- **Your objective**
Search the entries for the word "Output" and pull out each line that has it.

§ §

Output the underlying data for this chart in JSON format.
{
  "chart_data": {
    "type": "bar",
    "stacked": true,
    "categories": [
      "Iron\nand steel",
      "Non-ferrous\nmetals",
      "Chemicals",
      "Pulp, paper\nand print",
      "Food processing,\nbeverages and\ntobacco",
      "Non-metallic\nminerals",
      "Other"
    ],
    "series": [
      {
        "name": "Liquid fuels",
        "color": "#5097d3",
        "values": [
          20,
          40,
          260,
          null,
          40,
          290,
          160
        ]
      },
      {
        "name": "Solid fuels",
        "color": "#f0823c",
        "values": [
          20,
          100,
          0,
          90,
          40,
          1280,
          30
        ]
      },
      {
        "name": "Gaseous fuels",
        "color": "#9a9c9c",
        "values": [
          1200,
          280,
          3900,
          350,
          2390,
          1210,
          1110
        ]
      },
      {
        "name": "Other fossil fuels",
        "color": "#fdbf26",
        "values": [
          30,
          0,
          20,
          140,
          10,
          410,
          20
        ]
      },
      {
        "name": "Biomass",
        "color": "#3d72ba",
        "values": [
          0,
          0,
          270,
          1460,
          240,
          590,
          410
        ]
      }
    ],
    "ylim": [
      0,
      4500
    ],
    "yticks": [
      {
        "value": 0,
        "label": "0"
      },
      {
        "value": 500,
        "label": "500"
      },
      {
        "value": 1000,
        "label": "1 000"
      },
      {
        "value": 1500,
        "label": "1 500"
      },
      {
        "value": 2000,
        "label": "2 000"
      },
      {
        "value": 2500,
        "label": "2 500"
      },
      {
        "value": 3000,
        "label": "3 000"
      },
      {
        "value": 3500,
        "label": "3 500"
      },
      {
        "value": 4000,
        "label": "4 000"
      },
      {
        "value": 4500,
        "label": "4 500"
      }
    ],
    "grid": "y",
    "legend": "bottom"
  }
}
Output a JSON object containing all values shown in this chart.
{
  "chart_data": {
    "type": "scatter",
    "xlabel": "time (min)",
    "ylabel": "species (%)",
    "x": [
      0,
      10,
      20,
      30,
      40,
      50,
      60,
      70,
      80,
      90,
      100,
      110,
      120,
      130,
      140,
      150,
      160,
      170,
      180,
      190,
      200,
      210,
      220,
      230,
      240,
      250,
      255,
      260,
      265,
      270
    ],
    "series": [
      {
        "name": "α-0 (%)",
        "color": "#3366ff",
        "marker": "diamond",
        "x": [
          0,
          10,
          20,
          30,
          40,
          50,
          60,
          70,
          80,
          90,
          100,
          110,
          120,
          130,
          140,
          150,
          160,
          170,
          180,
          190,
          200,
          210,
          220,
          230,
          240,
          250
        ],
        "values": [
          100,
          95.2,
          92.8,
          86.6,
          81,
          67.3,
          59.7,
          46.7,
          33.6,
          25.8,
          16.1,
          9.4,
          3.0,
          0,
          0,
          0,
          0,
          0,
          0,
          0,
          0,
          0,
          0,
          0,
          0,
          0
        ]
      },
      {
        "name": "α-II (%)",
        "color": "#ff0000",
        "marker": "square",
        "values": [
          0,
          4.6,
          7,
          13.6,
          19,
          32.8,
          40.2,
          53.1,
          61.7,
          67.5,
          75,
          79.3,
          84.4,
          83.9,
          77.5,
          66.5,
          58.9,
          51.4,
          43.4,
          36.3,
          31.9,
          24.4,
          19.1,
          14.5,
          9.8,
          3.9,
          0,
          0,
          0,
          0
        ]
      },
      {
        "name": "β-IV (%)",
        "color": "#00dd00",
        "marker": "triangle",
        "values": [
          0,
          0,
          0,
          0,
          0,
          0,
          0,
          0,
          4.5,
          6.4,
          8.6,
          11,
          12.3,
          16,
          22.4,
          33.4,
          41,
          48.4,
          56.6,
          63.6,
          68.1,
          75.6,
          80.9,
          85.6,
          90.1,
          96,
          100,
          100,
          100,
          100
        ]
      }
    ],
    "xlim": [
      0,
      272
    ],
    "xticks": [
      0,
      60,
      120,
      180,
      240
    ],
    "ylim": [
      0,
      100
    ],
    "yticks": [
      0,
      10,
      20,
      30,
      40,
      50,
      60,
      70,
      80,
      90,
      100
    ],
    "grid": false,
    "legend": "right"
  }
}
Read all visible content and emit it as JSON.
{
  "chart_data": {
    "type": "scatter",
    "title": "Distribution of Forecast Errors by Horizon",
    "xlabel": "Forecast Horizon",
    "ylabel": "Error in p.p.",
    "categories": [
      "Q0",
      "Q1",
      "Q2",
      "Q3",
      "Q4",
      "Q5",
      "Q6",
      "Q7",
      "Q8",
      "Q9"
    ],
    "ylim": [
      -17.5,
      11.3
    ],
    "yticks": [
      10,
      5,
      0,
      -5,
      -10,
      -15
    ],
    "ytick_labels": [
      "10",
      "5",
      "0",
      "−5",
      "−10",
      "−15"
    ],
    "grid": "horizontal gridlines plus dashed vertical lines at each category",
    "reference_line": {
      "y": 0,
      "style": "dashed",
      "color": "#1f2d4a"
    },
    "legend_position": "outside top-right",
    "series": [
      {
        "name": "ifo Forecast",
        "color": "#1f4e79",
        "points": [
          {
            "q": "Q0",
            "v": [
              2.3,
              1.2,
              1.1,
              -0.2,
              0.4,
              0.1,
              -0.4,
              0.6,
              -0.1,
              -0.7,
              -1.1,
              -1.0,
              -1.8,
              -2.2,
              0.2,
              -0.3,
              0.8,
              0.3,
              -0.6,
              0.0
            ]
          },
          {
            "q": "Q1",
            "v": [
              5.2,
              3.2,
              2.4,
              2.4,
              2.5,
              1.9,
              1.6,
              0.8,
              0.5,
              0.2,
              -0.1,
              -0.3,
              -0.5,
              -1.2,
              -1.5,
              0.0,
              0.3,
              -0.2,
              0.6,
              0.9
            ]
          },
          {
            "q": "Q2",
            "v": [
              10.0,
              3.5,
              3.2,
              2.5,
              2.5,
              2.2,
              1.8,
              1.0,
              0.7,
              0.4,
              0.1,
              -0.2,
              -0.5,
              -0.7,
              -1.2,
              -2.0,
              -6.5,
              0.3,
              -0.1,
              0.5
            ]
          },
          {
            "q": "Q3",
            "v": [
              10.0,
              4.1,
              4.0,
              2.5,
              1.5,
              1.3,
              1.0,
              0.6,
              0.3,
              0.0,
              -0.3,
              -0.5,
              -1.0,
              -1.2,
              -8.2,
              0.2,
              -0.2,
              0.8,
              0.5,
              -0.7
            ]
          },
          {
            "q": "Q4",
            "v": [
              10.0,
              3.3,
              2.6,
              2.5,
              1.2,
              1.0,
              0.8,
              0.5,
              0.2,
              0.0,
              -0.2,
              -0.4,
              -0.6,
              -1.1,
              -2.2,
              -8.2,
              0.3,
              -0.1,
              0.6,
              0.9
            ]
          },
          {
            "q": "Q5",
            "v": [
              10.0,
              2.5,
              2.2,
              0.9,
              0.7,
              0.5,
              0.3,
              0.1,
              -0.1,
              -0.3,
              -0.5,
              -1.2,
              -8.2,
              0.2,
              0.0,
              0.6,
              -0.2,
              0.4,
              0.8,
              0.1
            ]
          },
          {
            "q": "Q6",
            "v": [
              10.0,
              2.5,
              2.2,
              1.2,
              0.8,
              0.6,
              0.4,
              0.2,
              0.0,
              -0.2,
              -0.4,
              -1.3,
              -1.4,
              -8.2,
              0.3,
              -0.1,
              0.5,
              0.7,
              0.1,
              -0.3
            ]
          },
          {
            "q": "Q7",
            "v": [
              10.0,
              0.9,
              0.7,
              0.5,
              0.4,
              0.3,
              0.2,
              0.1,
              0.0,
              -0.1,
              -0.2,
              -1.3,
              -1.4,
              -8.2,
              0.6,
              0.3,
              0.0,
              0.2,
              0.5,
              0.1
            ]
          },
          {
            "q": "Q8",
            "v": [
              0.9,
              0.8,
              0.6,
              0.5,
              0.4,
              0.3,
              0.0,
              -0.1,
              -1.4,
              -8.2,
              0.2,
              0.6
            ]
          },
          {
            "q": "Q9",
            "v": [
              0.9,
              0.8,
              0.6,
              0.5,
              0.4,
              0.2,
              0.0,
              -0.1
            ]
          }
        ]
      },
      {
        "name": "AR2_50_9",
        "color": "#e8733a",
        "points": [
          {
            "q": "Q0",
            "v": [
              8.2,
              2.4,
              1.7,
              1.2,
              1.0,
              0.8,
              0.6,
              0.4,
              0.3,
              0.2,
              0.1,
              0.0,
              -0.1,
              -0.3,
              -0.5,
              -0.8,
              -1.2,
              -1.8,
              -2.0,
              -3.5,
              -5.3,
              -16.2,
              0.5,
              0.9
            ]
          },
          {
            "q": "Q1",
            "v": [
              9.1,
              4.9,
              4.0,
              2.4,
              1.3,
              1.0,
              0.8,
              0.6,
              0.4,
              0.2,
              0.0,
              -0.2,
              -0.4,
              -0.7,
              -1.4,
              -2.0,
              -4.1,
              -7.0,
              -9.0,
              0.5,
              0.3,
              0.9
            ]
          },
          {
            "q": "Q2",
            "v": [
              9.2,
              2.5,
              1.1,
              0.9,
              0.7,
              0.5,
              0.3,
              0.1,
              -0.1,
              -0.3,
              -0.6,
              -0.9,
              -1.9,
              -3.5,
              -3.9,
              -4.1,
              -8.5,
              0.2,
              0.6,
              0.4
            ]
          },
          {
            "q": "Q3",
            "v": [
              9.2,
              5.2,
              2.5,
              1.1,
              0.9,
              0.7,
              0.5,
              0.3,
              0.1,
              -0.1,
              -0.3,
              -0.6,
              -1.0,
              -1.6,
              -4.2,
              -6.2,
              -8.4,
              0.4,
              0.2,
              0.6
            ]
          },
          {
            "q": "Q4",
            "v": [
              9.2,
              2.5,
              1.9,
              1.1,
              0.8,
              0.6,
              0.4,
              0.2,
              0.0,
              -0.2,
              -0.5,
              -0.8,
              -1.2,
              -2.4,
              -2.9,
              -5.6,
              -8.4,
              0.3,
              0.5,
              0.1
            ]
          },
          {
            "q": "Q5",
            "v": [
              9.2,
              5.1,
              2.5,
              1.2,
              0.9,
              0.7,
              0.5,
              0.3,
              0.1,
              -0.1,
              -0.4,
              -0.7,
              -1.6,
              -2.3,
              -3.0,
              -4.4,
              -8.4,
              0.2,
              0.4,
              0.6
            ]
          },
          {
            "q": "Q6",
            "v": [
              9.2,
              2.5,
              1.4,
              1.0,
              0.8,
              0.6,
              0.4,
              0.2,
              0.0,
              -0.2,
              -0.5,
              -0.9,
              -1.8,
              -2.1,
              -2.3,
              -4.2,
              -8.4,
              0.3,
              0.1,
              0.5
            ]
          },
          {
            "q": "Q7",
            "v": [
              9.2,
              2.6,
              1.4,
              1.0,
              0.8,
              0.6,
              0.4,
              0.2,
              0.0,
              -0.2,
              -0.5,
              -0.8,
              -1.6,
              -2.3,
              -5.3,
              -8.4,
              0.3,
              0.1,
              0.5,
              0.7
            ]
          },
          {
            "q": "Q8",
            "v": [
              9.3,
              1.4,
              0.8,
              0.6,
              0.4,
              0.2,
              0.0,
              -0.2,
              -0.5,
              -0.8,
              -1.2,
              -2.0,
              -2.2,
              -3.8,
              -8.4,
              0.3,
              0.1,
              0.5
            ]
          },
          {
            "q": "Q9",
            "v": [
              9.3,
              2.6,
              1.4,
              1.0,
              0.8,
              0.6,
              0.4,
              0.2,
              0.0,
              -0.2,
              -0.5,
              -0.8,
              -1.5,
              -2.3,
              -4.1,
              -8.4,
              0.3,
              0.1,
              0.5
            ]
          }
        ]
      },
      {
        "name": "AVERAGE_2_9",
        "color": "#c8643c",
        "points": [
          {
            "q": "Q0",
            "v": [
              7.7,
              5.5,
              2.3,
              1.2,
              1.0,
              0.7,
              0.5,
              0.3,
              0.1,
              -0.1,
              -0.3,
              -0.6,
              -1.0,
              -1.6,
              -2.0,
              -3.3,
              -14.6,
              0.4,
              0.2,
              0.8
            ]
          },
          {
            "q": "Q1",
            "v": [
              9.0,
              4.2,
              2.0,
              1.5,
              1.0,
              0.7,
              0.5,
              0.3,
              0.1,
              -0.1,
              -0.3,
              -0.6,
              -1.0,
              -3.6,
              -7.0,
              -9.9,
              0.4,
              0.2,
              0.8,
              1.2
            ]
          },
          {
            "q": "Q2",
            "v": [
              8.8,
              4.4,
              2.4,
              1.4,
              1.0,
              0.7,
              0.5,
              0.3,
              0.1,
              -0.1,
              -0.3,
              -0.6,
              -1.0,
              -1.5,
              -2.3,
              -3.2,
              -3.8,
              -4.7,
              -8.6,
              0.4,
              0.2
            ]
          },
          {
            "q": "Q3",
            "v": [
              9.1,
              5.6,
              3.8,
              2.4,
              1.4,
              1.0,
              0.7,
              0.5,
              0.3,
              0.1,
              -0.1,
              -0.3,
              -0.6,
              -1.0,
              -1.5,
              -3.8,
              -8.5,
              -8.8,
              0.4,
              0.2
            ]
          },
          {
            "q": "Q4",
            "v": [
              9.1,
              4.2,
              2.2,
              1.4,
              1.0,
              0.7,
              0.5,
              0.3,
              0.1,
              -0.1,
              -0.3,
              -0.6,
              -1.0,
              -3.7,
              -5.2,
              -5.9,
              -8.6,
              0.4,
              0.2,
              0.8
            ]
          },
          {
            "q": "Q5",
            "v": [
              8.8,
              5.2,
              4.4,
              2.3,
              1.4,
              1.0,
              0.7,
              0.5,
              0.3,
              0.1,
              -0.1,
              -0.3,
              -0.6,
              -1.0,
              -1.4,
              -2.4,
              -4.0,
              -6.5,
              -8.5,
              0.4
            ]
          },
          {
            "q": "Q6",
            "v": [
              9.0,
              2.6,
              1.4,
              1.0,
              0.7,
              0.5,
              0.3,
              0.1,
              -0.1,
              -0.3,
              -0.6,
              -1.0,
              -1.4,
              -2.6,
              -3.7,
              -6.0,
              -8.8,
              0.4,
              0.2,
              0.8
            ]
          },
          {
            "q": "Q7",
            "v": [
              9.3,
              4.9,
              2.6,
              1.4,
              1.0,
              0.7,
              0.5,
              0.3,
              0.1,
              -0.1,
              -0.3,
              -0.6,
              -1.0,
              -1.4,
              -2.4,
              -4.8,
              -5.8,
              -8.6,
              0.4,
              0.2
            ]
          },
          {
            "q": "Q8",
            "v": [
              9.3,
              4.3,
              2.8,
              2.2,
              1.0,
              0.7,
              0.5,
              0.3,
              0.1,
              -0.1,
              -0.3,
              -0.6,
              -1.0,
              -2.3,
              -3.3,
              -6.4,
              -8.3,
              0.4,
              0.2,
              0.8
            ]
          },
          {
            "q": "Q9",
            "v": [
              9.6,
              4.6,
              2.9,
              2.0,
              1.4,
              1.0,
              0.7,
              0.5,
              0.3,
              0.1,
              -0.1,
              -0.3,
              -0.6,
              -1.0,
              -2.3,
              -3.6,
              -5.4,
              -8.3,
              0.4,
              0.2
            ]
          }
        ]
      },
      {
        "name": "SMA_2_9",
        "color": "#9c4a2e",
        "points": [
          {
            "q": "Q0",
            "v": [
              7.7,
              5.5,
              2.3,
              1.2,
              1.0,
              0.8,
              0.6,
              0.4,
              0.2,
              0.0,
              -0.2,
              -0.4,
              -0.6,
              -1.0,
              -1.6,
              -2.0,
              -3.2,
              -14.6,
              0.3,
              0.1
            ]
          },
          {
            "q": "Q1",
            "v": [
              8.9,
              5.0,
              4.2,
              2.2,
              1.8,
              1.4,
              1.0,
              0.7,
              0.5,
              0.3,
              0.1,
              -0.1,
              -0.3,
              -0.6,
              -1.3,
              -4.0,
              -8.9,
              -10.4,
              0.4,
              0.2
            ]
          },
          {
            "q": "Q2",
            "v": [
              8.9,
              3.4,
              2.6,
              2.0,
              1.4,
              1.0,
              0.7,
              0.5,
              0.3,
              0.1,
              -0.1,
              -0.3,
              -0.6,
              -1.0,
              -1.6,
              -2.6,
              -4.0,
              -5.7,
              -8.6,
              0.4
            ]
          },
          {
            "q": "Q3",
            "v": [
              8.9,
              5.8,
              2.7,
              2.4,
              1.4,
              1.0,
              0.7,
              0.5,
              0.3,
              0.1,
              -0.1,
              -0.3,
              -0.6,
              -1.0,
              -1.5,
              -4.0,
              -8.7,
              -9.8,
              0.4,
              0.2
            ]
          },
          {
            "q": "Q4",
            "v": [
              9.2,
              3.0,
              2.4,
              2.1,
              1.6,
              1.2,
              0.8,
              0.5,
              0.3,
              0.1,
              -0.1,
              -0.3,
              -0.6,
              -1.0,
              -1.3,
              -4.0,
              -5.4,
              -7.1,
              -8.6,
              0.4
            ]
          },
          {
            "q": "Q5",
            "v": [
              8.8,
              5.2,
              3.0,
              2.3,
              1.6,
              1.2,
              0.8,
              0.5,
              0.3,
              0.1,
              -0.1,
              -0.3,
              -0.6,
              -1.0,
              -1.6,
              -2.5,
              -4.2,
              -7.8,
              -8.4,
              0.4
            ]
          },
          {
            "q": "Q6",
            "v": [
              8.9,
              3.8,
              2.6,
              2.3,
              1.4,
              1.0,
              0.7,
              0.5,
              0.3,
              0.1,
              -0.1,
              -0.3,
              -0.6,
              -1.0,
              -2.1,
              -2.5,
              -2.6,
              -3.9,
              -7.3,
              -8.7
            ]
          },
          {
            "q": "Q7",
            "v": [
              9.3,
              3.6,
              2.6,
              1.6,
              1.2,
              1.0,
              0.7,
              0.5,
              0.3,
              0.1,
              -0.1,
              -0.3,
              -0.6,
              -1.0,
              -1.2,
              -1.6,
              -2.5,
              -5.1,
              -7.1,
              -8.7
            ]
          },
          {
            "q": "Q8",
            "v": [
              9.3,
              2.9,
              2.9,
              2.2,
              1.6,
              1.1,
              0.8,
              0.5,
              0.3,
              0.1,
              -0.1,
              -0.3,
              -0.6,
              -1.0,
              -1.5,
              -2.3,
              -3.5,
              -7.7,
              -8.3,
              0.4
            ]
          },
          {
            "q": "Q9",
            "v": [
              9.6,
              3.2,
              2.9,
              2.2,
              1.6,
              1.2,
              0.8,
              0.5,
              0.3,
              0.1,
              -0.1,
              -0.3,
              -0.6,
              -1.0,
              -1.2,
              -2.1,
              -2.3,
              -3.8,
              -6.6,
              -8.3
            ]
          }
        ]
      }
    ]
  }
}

§ §

- **Response to the exercise**
Output the underlying data for this chart in JSON format.
Output a JSON object containing all values shown in this chart.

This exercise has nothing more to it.